'''
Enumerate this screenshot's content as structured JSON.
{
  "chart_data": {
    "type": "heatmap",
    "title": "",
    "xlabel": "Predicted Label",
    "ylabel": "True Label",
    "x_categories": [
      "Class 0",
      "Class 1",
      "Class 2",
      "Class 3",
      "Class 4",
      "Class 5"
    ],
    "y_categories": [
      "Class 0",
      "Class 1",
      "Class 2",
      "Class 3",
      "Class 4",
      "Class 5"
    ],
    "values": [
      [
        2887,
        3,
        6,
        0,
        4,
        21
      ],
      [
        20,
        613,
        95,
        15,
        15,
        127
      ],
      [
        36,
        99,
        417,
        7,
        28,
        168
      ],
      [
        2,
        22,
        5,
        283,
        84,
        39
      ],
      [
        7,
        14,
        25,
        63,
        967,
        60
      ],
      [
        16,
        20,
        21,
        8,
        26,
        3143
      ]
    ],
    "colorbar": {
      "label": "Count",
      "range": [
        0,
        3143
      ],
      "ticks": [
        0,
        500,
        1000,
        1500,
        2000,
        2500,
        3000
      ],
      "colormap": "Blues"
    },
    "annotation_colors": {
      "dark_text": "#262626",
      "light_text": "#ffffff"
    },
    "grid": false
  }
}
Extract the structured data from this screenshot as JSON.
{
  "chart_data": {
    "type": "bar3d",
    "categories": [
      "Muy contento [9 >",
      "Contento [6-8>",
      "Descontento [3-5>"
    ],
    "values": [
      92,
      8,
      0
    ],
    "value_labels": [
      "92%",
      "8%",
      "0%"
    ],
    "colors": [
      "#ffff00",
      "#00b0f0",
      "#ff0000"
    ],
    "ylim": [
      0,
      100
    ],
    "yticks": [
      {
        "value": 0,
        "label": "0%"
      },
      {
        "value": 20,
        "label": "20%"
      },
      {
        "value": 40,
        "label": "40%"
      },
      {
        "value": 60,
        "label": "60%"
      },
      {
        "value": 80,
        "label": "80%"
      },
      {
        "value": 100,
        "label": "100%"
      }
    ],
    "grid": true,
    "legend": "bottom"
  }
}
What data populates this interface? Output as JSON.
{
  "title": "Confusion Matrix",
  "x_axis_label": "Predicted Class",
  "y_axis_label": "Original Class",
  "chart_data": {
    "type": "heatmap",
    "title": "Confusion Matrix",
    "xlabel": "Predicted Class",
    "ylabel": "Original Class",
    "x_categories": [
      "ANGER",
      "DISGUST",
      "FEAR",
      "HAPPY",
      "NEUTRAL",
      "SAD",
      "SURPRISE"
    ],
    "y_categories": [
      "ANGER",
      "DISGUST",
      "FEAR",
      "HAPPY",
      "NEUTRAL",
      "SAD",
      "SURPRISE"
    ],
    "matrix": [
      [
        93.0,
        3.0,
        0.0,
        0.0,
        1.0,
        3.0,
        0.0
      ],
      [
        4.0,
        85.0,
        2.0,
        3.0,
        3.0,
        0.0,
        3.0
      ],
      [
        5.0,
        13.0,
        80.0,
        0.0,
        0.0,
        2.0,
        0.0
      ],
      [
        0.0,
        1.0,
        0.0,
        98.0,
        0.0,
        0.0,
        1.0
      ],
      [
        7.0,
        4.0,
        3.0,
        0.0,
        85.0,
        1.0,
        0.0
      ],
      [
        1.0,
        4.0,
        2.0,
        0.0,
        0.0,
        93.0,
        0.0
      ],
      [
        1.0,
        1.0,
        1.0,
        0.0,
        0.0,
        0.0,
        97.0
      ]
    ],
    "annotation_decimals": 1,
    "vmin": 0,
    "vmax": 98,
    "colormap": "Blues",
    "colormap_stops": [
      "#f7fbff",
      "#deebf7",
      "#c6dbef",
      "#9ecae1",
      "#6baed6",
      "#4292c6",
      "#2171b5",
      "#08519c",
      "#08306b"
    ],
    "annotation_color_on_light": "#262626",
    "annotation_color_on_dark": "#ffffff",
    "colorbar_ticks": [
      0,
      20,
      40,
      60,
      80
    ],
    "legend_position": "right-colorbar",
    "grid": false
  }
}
'''
## [Aim of the task]
Report how many lines in the records above contain the word "screenshot", giving only the number.

## [Right answer]
2